Stored data
****

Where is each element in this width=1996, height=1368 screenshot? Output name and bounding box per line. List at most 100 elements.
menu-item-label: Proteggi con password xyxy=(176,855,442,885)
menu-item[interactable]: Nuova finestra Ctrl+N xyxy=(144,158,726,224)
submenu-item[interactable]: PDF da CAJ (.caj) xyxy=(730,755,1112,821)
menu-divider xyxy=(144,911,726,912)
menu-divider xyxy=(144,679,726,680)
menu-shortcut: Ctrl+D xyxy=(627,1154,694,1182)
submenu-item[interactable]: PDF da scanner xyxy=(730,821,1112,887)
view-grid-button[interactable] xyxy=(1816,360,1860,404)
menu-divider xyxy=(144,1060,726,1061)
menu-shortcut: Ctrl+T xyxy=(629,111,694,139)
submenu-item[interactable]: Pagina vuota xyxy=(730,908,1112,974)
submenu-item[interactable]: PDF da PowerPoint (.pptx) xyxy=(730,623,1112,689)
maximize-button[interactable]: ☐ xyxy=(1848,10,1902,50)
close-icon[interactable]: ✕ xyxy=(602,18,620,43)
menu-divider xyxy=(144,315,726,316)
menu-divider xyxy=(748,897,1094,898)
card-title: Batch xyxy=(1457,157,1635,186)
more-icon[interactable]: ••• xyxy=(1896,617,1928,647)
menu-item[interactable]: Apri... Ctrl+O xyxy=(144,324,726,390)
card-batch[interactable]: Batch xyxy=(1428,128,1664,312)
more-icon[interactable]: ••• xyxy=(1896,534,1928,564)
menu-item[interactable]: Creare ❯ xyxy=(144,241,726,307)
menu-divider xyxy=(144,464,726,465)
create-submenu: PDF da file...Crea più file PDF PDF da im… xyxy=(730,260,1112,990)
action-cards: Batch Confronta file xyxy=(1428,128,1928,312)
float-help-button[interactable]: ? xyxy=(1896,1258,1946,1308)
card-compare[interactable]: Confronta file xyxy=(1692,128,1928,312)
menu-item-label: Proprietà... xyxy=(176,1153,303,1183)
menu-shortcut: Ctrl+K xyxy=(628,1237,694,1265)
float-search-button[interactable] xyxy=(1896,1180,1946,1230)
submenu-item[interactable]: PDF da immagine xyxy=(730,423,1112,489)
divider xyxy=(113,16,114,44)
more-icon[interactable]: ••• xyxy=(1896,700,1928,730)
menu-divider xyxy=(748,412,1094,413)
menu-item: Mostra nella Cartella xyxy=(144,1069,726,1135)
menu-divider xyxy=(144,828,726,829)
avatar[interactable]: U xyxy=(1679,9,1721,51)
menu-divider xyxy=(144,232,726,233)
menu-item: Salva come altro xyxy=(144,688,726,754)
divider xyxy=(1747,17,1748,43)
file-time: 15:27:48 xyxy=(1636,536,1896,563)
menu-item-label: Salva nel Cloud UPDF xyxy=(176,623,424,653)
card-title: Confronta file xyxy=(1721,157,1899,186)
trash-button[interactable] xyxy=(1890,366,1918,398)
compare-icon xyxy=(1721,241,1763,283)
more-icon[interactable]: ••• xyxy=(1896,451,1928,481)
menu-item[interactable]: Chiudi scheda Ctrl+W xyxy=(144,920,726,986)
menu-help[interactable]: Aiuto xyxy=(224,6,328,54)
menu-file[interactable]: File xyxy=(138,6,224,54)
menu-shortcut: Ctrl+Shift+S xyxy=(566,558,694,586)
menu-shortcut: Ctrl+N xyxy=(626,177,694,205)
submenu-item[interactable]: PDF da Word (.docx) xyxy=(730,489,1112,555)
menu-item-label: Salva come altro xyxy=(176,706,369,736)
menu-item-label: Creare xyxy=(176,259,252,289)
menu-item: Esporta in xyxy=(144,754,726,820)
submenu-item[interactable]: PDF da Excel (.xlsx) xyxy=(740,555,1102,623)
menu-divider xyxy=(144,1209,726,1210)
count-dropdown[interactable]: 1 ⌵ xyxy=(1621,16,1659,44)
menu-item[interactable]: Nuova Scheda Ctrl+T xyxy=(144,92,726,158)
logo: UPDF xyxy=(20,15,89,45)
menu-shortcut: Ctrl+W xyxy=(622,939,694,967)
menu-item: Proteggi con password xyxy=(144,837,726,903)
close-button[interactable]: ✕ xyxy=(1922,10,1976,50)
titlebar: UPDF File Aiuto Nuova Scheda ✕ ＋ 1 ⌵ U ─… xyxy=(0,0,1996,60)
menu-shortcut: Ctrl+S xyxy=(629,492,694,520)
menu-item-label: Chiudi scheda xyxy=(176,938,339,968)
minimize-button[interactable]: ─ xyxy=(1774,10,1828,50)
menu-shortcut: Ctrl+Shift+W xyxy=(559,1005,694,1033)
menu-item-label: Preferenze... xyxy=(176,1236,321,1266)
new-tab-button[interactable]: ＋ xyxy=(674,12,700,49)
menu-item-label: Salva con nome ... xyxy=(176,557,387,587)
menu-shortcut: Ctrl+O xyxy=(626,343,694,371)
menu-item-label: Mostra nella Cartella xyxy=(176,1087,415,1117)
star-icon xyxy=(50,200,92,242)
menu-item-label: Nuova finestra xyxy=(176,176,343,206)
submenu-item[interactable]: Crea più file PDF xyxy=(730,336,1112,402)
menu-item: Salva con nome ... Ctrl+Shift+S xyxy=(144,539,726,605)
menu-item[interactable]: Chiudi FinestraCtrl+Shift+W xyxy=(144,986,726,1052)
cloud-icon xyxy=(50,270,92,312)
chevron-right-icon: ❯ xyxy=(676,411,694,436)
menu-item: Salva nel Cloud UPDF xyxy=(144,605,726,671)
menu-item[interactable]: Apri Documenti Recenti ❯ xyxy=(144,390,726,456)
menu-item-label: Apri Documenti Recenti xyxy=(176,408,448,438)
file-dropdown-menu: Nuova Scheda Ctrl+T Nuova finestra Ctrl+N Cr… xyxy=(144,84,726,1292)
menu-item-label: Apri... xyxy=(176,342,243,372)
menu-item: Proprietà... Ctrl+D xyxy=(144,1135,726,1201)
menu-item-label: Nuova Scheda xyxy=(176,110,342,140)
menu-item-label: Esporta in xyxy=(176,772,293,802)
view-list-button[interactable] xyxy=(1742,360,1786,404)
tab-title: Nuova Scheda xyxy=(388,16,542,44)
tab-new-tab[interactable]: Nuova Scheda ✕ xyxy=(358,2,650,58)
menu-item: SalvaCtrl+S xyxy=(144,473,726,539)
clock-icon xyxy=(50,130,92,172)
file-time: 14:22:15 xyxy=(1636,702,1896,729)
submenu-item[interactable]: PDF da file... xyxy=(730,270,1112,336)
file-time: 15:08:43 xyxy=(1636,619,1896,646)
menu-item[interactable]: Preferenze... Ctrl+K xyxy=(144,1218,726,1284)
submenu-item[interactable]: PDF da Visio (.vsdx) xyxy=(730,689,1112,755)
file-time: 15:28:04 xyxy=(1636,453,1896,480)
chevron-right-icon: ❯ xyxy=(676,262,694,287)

****

_Your goal_
Please quote all of the rows above word for word, keeping every character as it appears.

_Final answer_
Where is each element in this width=1996, height=1368 screenshot? Output name and bounding box per line. List at most 100 elements.
menu-item-label: Proteggi con password xyxy=(176,855,442,885)
menu-item[interactable]: Nuova finestra Ctrl+N xyxy=(144,158,726,224)
submenu-item[interactable]: PDF da CAJ (.caj) xyxy=(730,755,1112,821)
menu-divider xyxy=(144,911,726,912)
menu-divider xyxy=(144,679,726,680)
menu-shortcut: Ctrl+D xyxy=(627,1154,694,1182)
submenu-item[interactable]: PDF da scanner xyxy=(730,821,1112,887)
view-grid-button[interactable] xyxy=(1816,360,1860,404)
menu-divider xyxy=(144,1060,726,1061)
menu-shortcut: Ctrl+T xyxy=(629,111,694,139)
submenu-item[interactable]: Pagina vuota xyxy=(730,908,1112,974)
submenu-item[interactable]: PDF da PowerPoint (.pptx) xyxy=(730,623,1112,689)
maximize-button[interactable]: ☐ xyxy=(1848,10,1902,50)
close-icon[interactable]: ✕ xyxy=(602,18,620,43)
menu-divider xyxy=(144,315,726,316)
menu-divider xyxy=(748,897,1094,898)
card-title: Batch xyxy=(1457,157,1635,186)
more-icon[interactable]: ••• xyxy=(1896,617,1928,647)
menu-item[interactable]: Apri... Ctrl+O xyxy=(144,324,726,390)
card-batch[interactable]: Batch xyxy=(1428,128,1664,312)
more-icon[interactable]: ••• xyxy=(1896,534,1928,564)
menu-item[interactable]: Creare ❯ xyxy=(144,241,726,307)
menu-divider xyxy=(144,464,726,465)
create-submenu: PDF da file...Crea più file PDF PDF da im… xyxy=(730,260,1112,990)
action-cards: Batch Confronta file xyxy=(1428,128,1928,312)
float-help-button[interactable]: ? xyxy=(1896,1258,1946,1308)
card-compare[interactable]: Confronta file xyxy=(1692,128,1928,312)
menu-item-label: Proprietà... xyxy=(176,1153,303,1183)
menu-shortcut: Ctrl+K xyxy=(628,1237,694,1265)
float-search-button[interactable] xyxy=(1896,1180,1946,1230)
submenu-item[interactable]: PDF da immagine xyxy=(730,423,1112,489)
divider xyxy=(113,16,114,44)
more-icon[interactable]: ••• xyxy=(1896,700,1928,730)
menu-divider xyxy=(748,412,1094,413)
menu-item: Mostra nella Cartella xyxy=(144,1069,726,1135)
menu-divider xyxy=(144,828,726,829)
avatar[interactable]: U xyxy=(1679,9,1721,51)
menu-divider xyxy=(144,232,726,233)
menu-item: Salva come altro xyxy=(144,688,726,754)
divider xyxy=(1747,17,1748,43)
file-time: 15:27:48 xyxy=(1636,536,1896,563)
menu-item-label: Salva nel Cloud UPDF xyxy=(176,623,424,653)
card-title: Confronta file xyxy=(1721,157,1899,186)
trash-button[interactable] xyxy=(1890,366,1918,398)
compare-icon xyxy=(1721,241,1763,283)
more-icon[interactable]: ••• xyxy=(1896,451,1928,481)
menu-item[interactable]: Chiudi scheda Ctrl+W xyxy=(144,920,726,986)
menu-help[interactable]: Aiuto xyxy=(224,6,328,54)
menu-file[interactable]: File xyxy=(138,6,224,54)
menu-shortcut: Ctrl+Shift+S xyxy=(566,558,694,586)
menu-shortcut: Ctrl+N xyxy=(626,177,694,205)
submenu-item[interactable]: PDF da Word (.docx) xyxy=(730,489,1112,555)
menu-item-label: Salva come altro xyxy=(176,706,369,736)
menu-item-label: Creare xyxy=(176,259,252,289)
menu-item: Esporta in xyxy=(144,754,726,820)
submenu-item[interactable]: PDF da Excel (.xlsx) xyxy=(740,555,1102,623)
menu-divider xyxy=(144,1209,726,1210)
count-dropdown[interactable]: 1 ⌵ xyxy=(1621,16,1659,44)
menu-item[interactable]: Nuova Scheda Ctrl+T xyxy=(144,92,726,158)
logo: UPDF xyxy=(20,15,89,45)
menu-shortcut: Ctrl+W xyxy=(622,939,694,967)
menu-item: Proteggi con password xyxy=(144,837,726,903)
close-button[interactable]: ✕ xyxy=(1922,10,1976,50)
titlebar: UPDF File Aiuto Nuova Scheda ✕ ＋ 1 ⌵ U ─… xyxy=(0,0,1996,60)
menu-shortcut: Ctrl+S xyxy=(629,492,694,520)
menu-item-label: Chiudi scheda xyxy=(176,938,339,968)
minimize-button[interactable]: ─ xyxy=(1774,10,1828,50)
menu-shortcut: Ctrl+Shift+W xyxy=(559,1005,694,1033)
menu-item-label: Preferenze... xyxy=(176,1236,321,1266)
new-tab-button[interactable]: ＋ xyxy=(674,12,700,49)
menu-item-label: Salva con nome ... xyxy=(176,557,387,587)
menu-shortcut: Ctrl+O xyxy=(626,343,694,371)
menu-item-label: Mostra nella Cartella xyxy=(176,1087,415,1117)
star-icon xyxy=(50,200,92,242)
menu-item-label: Nuova finestra xyxy=(176,176,343,206)
submenu-item[interactable]: Crea più file PDF xyxy=(730,336,1112,402)
menu-item: Salva con nome ... Ctrl+Shift+S xyxy=(144,539,726,605)
menu-item[interactable]: Chiudi FinestraCtrl+Shift+W xyxy=(144,986,726,1052)
cloud-icon xyxy=(50,270,92,312)
chevron-right-icon: ❯ xyxy=(676,411,694,436)
menu-item: Salva nel Cloud UPDF xyxy=(144,605,726,671)
menu-item[interactable]: Apri Documenti Recenti ❯ xyxy=(144,390,726,456)
menu-item-label: Apri Documenti Recenti xyxy=(176,408,448,438)
file-dropdown-menu: Nuova Scheda Ctrl+T Nuova finestra Ctrl+N Cr… xyxy=(144,84,726,1292)
menu-item-label: Apri... xyxy=(176,342,243,372)
menu-item: Proprietà... Ctrl+D xyxy=(144,1135,726,1201)
menu-item-label: Nuova Scheda xyxy=(176,110,342,140)
menu-item-label: Esporta in xyxy=(176,772,293,802)
view-list-button[interactable] xyxy=(1742,360,1786,404)
tab-title: Nuova Scheda xyxy=(388,16,542,44)
tab-new-tab[interactable]: Nuova Scheda ✕ xyxy=(358,2,650,58)
menu-item: SalvaCtrl+S xyxy=(144,473,726,539)
clock-icon xyxy=(50,130,92,172)
file-time: 14:22:15 xyxy=(1636,702,1896,729)
submenu-item[interactable]: PDF da file... xyxy=(730,270,1112,336)
file-time: 15:08:43 xyxy=(1636,619,1896,646)
menu-item[interactable]: Preferenze... Ctrl+K xyxy=(144,1218,726,1284)
submenu-item[interactable]: PDF da Visio (.vsdx) xyxy=(730,689,1112,755)
file-time: 15:28:04 xyxy=(1636,453,1896,480)
chevron-right-icon: ❯ xyxy=(676,262,694,287)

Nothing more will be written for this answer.